- _To be done_
Every record must be repeated exactly; omit any pictures they contain.

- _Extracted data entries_

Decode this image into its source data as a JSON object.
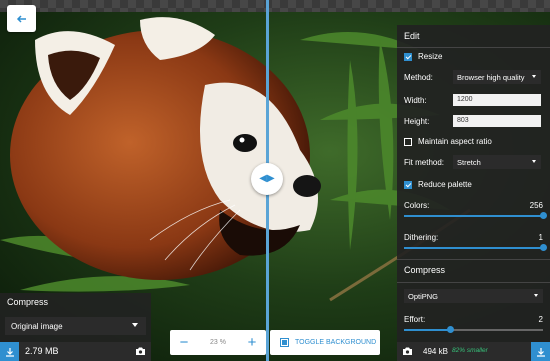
{
  "left_panel": {
    "title": "Compress",
    "method": "Original image",
    "file_size": "2.79 MB"
  },
  "zoom": {
    "minus": "−",
    "value": "23",
    "unit": "%",
    "plus": "+"
  },
  "toggle_background": "TOGGLE BACKGROUND",
  "edit": {
    "title": "Edit",
    "resize_label": "Resize",
    "resize_checked": true,
    "method_label": "Method:",
    "method_value": "Browser high quality",
    "width_label": "Width:",
    "width_value": "1200",
    "height_label": "Height:",
    "height_value": "803",
    "aspect_label": "Maintain aspect ratio",
    "aspect_checked": false,
    "fit_label": "Fit method:",
    "fit_value": "Stretch",
    "palette_label": "Reduce palette",
    "palette_checked": true,
    "colors_label": "Colors:",
    "colors_value": "256",
    "colors_fraction": 1.0,
    "dithering_label": "Dithering:",
    "dithering_value": "1",
    "dithering_fraction": 1.0
  },
  "compress": {
    "title": "Compress",
    "codec": "OptiPNG",
    "effort_label": "Effort:",
    "effort_value": "2",
    "effort_fraction": 0.33,
    "file_size": "494 kB",
    "savings": "82% smaller"
  },
  "colors": {
    "accent": "#2f8fd0",
    "savings": "#37c07a"
  }
}
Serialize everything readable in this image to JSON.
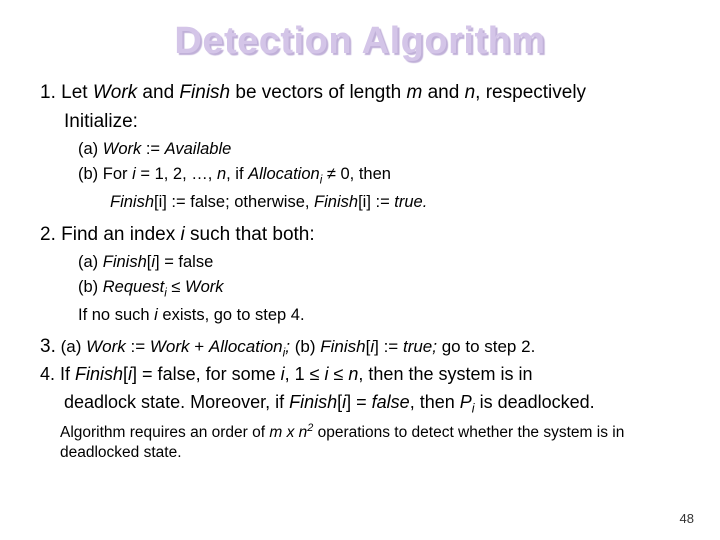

- _Answer to the problem_
Decode this image into its source data as a JSON object.
{
  "left_panel": {
    "title": "Compress",
    "method": "Original image",
    "file_size": "2.79 MB"
  },
  "zoom": {
    "minus": "−",
    "value": "23",
    "unit": "%",
    "plus": "+"
  },
  "toggle_background": "TOGGLE BACKGROUND",
  "edit": {
    "title": "Edit",
    "resize_label": "Resize",
    "resize_checked": true,
    "method_label": "Method:",
    "method_value": "Browser high quality",
    "width_label": "Width:",
    "width_value": "1200",
    "height_label": "Height:",
    "height_value": "803",
    "aspect_label": "Maintain aspect ratio",
    "aspect_checked": false,
    "fit_label": "Fit method:",
    "fit_value": "Stretch",
    "palette_label": "Reduce palette",
    "palette_checked": true,
    "colors_label": "Colors:",
    "colors_value": "256",
    "colors_fraction": 1.0,
    "dithering_label": "Dithering:",
    "dithering_value": "1",
    "dithering_fraction": 1.0
  },
  "compress": {
    "title": "Compress",
    "codec": "OptiPNG",
    "effort_label": "Effort:",
    "effort_value": "2",
    "effort_fraction": 0.33,
    "file_size": "494 kB",
    "savings": "82% smaller"
  },
  "colors": {
    "accent": "#2f8fd0",
    "savings": "#37c07a"
  }
}
Serialize everything readable in this image to JSON.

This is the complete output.